**MATERIAL FOR THE TASK:**
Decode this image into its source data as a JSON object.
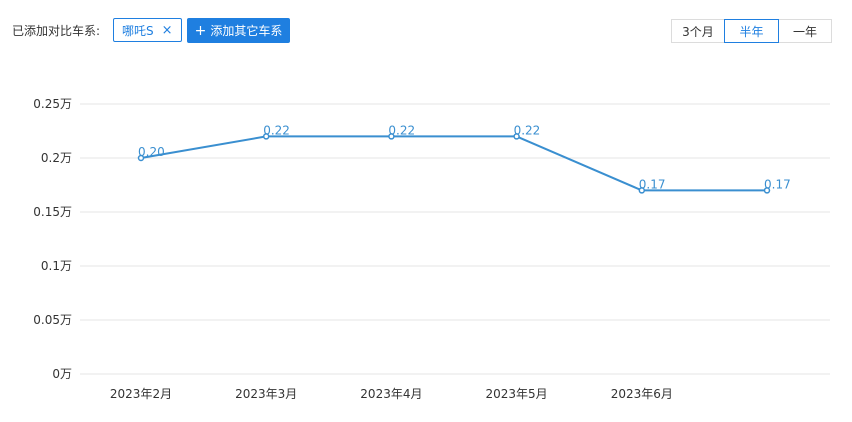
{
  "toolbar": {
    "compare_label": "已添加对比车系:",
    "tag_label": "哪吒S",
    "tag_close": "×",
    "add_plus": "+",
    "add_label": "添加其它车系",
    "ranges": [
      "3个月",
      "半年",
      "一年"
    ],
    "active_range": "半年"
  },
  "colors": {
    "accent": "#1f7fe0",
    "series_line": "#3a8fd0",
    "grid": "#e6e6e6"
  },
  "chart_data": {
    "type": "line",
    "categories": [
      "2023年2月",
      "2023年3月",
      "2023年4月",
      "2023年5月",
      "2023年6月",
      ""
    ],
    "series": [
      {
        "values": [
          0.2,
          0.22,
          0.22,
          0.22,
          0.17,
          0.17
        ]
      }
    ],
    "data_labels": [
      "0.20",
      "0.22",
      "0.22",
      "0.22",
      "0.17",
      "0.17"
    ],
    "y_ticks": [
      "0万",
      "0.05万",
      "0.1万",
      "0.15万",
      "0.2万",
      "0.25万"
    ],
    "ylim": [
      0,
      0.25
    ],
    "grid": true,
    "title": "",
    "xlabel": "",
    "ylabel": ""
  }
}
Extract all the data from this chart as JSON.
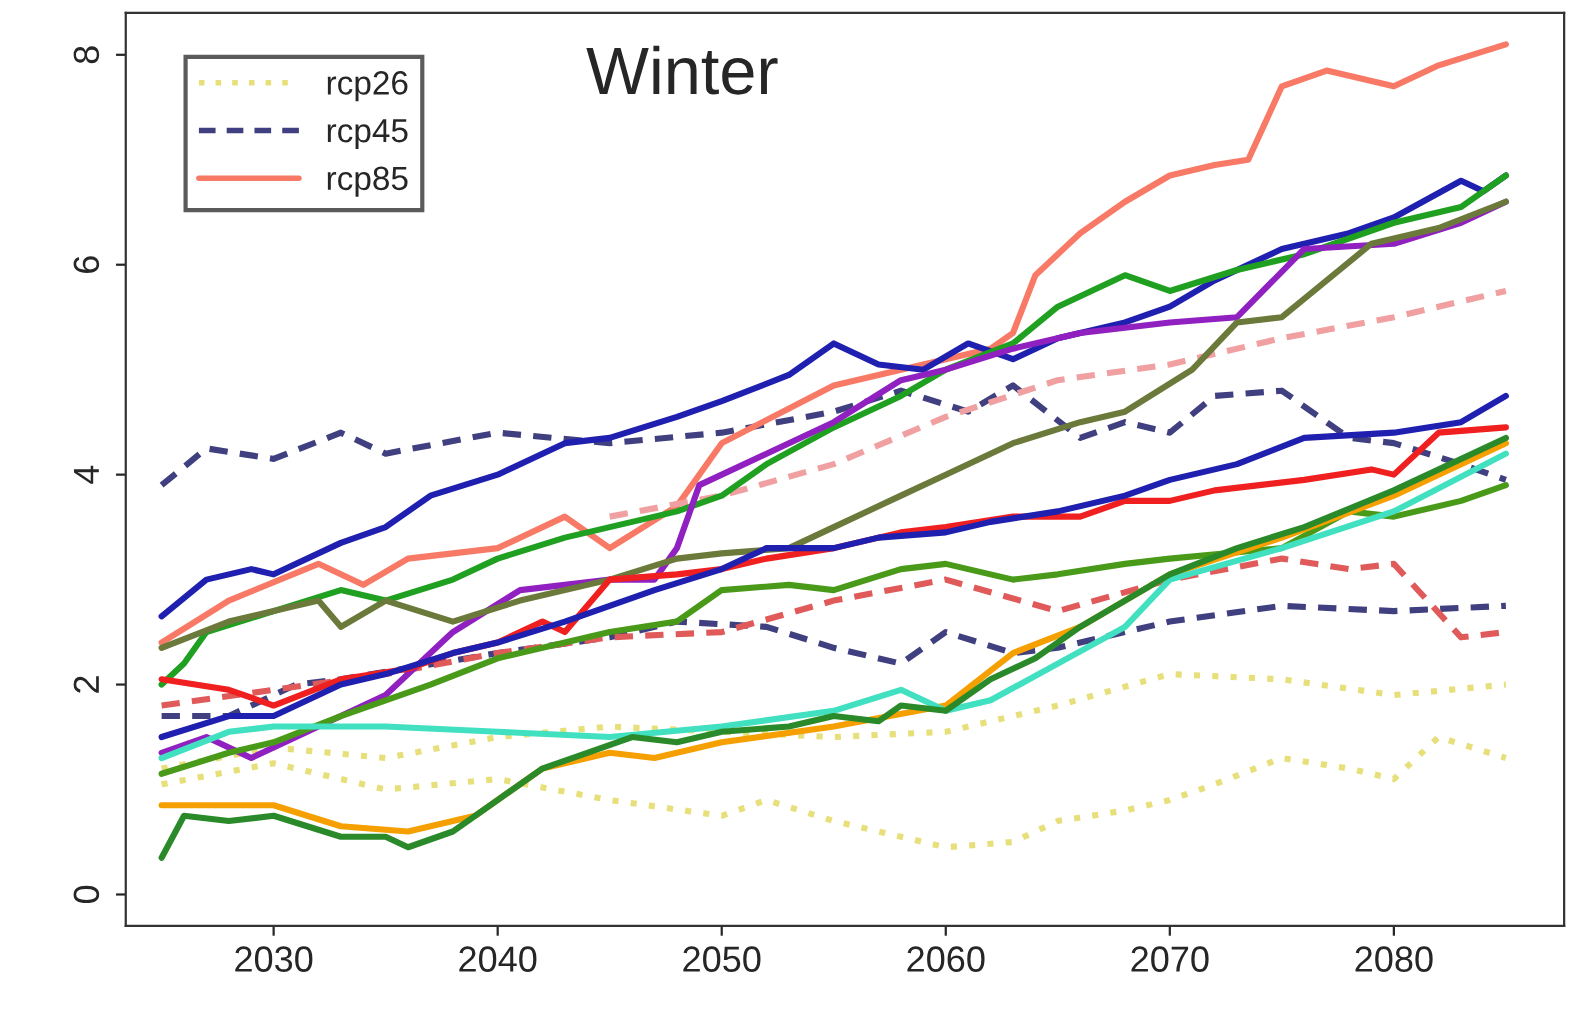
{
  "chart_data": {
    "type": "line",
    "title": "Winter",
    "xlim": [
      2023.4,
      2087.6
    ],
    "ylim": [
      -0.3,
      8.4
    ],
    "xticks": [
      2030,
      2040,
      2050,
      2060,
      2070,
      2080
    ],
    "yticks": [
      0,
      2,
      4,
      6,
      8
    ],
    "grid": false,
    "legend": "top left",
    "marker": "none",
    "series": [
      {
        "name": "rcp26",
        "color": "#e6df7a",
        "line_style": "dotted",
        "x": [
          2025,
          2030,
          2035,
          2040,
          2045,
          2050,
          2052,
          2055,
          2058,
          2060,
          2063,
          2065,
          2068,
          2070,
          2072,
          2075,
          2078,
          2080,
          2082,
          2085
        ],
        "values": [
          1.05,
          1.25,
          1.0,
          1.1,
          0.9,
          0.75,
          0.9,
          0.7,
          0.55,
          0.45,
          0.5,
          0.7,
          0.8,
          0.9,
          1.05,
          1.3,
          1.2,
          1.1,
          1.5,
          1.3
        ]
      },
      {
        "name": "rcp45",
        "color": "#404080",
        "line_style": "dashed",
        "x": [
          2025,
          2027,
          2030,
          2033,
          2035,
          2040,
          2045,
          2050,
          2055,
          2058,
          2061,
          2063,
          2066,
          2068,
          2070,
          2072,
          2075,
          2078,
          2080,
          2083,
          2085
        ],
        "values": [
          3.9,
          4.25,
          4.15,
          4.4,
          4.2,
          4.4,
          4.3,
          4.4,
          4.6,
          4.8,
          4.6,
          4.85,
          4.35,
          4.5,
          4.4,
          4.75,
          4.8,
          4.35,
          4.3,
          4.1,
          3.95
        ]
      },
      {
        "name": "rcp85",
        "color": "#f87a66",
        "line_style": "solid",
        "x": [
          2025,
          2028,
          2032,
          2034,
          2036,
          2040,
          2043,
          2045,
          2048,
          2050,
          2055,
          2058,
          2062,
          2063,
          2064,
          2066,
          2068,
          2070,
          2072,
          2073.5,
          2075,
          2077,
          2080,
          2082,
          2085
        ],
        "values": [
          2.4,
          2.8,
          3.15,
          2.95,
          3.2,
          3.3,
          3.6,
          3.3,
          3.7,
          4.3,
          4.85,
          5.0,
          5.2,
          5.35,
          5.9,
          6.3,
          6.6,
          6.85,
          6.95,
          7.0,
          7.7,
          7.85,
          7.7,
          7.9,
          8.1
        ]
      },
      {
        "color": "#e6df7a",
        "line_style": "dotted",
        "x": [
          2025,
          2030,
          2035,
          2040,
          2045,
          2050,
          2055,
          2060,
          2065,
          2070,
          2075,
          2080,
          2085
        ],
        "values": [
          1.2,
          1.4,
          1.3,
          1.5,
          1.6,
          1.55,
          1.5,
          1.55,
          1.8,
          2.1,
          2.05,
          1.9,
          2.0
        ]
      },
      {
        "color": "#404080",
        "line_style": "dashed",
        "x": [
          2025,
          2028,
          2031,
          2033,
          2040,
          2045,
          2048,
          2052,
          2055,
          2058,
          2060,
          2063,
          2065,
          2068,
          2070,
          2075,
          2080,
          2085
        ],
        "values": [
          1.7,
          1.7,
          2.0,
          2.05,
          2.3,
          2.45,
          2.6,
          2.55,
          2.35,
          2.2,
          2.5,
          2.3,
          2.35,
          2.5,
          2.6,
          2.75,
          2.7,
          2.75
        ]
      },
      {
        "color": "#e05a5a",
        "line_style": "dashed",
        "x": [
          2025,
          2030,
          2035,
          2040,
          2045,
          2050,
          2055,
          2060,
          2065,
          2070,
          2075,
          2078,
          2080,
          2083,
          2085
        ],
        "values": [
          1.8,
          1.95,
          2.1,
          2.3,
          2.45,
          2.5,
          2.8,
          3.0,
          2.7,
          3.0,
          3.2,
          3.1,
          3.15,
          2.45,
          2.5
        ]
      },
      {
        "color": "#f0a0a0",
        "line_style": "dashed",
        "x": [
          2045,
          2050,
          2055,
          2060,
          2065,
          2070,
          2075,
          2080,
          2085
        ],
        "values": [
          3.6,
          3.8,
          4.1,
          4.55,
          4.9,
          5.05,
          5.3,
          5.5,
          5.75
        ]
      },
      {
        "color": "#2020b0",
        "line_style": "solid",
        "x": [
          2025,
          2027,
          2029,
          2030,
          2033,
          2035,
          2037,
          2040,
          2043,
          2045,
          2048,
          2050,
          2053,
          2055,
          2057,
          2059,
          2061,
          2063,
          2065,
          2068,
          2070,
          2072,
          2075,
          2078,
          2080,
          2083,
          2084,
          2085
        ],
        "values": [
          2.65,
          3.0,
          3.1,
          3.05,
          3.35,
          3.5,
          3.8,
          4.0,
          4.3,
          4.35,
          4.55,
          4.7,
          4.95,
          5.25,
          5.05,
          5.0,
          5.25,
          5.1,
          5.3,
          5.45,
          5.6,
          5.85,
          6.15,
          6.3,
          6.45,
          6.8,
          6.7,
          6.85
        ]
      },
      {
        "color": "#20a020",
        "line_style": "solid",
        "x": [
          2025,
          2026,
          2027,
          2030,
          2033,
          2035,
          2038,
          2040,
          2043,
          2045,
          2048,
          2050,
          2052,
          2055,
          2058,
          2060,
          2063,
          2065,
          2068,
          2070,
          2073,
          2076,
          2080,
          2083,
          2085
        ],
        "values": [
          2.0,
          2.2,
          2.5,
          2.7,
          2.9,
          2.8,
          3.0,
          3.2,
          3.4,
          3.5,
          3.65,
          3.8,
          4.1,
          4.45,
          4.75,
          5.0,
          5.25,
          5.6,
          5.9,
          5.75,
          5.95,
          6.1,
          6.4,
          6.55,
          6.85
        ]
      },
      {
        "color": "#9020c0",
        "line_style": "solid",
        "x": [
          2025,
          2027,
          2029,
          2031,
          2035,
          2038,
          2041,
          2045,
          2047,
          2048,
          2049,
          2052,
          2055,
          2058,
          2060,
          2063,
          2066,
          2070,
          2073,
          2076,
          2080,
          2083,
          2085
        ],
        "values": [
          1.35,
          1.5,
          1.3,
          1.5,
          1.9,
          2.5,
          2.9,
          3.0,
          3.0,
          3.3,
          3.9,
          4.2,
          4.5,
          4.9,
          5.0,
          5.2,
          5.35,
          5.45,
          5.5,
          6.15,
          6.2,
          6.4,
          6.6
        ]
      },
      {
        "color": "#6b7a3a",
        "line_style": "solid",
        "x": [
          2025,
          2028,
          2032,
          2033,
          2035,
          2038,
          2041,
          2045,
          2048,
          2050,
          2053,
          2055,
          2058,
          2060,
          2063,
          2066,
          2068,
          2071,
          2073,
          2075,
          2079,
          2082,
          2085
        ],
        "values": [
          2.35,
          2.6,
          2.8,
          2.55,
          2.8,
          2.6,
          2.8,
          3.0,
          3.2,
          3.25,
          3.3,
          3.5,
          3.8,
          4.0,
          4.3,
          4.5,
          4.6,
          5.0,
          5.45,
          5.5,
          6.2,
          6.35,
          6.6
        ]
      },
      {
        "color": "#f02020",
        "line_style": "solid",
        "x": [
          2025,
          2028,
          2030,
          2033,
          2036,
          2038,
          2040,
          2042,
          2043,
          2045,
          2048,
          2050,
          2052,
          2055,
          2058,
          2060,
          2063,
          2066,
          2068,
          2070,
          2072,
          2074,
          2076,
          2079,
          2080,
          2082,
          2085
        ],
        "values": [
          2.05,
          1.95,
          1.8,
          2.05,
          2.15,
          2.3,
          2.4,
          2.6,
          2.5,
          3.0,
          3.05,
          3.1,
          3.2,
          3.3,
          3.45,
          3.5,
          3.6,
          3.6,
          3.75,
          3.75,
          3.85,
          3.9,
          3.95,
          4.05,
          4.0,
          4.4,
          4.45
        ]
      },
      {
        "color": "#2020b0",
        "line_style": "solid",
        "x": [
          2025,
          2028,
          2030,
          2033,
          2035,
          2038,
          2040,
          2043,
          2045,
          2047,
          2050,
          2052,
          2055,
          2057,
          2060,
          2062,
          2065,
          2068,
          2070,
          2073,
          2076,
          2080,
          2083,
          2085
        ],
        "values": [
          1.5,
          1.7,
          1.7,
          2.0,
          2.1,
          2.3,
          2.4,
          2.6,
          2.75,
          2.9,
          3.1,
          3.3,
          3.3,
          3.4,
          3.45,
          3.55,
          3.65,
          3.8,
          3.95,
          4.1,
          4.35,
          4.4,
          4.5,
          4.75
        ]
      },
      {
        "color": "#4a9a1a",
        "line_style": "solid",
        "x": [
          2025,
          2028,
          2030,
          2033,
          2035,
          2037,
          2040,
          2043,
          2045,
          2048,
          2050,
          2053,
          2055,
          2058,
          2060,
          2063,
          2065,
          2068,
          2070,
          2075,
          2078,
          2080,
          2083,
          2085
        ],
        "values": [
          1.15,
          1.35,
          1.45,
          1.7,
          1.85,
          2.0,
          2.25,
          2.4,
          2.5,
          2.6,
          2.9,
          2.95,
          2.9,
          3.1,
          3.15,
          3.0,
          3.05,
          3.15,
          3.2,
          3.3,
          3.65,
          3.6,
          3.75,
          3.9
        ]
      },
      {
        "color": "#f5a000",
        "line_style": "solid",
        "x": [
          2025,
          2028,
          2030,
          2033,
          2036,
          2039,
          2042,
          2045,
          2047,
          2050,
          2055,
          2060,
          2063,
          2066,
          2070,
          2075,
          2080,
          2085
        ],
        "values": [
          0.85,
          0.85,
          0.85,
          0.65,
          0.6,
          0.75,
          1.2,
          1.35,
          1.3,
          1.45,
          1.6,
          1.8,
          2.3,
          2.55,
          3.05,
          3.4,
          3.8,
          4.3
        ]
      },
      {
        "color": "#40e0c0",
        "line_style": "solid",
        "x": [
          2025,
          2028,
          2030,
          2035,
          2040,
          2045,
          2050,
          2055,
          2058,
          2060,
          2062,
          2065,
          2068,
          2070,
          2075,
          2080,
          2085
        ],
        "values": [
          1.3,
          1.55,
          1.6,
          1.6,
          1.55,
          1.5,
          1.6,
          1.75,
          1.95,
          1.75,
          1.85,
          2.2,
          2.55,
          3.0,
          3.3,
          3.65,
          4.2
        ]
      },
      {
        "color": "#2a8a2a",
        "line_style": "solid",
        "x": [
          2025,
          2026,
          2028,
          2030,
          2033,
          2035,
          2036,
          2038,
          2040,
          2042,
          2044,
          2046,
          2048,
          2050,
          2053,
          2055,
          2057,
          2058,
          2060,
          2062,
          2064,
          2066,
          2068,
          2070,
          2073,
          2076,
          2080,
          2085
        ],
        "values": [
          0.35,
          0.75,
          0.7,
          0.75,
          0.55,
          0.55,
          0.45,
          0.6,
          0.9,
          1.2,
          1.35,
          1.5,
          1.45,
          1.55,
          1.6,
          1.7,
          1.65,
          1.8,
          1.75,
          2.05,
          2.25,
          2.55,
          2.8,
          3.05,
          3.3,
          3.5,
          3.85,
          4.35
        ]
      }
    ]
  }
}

**OBJECTIVE:**
Give the number of lines that carry the word "this", with nothing added.

**SOLUTION TO THE EXERCISE:**
2